HOW TO COMPLETE THIS TASK »
State, as a number alone, how many lines of the entries contain the word "modules".

AVAILABLE DATA »
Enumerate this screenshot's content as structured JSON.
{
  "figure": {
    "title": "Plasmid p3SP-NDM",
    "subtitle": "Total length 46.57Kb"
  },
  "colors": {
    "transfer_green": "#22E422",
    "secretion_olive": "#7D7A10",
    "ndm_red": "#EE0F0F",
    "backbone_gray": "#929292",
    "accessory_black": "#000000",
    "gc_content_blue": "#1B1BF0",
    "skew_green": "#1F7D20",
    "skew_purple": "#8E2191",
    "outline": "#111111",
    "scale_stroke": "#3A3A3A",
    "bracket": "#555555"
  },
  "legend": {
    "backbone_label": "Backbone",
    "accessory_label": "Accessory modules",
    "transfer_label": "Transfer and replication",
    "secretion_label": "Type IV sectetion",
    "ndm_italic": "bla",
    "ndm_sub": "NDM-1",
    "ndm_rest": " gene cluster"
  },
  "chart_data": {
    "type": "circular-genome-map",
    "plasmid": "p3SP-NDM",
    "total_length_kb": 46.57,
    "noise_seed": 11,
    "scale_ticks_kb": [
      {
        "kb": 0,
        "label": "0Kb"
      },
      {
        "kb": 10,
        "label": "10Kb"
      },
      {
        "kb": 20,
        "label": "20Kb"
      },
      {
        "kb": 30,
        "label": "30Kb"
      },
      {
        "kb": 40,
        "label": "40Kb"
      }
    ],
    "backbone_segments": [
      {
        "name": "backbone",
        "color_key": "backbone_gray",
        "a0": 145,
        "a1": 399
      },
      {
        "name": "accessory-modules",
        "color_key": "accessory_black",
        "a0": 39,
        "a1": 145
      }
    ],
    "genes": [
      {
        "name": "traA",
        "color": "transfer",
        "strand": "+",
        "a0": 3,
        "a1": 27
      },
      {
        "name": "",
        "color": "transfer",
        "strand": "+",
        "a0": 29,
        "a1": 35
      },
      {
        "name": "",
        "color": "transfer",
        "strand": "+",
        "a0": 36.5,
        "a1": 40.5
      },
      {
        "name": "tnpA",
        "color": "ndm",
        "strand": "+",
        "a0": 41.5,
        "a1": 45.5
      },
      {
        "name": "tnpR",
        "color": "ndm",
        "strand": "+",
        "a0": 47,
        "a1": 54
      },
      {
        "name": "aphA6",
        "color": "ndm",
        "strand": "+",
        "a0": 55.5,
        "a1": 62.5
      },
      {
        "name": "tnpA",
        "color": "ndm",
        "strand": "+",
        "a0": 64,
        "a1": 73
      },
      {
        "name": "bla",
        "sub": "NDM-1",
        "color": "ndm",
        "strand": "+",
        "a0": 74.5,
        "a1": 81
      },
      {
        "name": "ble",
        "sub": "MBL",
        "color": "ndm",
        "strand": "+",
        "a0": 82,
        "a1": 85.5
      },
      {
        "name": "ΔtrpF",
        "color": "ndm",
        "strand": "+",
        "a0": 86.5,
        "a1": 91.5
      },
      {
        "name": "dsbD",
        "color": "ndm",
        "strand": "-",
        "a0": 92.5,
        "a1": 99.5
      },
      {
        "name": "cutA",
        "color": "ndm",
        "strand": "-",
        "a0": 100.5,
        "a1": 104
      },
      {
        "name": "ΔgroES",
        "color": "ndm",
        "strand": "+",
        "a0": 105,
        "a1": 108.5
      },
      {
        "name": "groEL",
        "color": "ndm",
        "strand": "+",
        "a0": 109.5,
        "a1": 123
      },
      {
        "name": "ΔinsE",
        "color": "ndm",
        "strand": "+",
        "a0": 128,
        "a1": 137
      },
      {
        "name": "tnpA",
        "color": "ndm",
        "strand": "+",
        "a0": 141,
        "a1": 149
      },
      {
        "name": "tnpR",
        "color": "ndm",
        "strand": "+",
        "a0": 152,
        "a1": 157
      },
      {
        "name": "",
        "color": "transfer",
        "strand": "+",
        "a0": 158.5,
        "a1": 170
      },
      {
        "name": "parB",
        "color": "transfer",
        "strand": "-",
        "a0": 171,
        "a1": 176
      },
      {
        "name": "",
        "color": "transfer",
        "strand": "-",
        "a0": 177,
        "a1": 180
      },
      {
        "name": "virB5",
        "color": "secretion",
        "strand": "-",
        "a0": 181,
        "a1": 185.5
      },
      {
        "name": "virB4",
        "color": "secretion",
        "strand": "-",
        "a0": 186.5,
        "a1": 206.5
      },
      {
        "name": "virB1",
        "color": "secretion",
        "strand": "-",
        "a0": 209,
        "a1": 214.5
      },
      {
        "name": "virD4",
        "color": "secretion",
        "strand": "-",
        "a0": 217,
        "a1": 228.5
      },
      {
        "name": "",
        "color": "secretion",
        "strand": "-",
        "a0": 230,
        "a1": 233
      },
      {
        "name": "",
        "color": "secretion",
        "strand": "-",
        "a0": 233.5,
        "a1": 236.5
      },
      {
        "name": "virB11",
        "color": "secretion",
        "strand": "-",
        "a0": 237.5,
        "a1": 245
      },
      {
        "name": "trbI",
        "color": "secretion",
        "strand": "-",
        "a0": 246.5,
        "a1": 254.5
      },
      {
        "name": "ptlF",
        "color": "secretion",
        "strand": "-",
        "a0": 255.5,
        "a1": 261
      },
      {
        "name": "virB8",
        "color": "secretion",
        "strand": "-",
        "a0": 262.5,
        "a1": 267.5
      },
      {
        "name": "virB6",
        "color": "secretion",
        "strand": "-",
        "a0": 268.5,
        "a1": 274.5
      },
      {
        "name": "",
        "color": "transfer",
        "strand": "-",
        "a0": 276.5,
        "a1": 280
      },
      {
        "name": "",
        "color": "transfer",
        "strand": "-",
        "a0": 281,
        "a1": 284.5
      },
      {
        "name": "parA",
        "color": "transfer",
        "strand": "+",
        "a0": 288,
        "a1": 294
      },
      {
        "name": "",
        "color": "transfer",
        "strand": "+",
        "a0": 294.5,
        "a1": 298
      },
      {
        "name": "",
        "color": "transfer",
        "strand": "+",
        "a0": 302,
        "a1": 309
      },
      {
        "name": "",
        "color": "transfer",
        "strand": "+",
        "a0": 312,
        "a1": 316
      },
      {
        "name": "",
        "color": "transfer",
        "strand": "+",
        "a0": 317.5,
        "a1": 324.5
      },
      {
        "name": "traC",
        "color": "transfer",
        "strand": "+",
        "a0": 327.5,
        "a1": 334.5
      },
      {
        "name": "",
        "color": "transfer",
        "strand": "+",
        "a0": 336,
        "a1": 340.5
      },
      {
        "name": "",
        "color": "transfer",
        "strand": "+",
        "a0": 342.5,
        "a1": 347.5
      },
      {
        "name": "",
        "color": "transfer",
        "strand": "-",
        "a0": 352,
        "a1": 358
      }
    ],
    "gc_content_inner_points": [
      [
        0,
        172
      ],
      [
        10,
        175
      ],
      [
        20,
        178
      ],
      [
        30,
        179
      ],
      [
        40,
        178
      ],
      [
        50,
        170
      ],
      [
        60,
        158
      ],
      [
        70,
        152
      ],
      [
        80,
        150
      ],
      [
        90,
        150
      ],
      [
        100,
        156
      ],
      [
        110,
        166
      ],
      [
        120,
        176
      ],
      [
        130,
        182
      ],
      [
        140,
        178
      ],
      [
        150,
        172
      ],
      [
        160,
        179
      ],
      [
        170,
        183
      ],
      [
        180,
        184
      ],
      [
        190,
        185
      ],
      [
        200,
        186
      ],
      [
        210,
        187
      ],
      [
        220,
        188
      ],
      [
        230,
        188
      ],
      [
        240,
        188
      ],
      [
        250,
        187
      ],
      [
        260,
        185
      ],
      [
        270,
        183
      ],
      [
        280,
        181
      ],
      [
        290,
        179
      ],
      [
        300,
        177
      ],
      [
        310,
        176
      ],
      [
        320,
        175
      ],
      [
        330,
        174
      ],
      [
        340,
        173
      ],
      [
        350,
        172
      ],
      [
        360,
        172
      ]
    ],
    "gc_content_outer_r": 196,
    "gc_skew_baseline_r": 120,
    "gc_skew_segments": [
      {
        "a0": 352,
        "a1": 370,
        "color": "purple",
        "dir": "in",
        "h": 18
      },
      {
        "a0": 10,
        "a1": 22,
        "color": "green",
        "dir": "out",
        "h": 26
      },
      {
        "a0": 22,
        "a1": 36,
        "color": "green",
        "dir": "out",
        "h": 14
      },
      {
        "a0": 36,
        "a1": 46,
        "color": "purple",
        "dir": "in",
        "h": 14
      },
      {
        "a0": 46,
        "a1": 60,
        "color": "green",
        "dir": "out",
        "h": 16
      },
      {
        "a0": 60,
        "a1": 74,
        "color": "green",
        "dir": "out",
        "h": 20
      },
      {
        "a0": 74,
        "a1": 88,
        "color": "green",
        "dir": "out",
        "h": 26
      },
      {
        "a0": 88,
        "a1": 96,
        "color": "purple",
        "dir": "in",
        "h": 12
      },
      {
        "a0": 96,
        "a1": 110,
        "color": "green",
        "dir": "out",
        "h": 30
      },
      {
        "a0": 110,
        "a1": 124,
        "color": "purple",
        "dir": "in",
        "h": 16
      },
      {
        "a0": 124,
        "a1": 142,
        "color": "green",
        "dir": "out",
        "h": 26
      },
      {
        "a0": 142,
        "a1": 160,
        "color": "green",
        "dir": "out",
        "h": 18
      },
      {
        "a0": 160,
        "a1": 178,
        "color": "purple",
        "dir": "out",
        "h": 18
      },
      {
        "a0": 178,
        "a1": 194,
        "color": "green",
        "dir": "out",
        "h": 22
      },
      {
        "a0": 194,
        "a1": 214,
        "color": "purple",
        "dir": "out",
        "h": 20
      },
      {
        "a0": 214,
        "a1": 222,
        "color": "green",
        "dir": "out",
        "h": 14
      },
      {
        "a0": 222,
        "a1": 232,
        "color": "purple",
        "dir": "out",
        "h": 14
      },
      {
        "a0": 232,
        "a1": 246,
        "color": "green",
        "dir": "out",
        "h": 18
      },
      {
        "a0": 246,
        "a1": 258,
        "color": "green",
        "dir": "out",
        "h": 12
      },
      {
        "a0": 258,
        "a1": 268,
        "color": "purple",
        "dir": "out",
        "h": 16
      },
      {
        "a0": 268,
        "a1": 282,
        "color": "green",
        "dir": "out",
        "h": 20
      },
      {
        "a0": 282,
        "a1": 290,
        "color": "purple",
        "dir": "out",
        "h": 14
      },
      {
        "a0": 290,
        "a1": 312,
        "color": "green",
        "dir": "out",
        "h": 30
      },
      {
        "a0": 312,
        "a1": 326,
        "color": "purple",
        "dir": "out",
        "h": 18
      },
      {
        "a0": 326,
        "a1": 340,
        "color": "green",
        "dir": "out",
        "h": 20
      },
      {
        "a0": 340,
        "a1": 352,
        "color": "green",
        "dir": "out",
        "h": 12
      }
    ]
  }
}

TASK RESULT »
2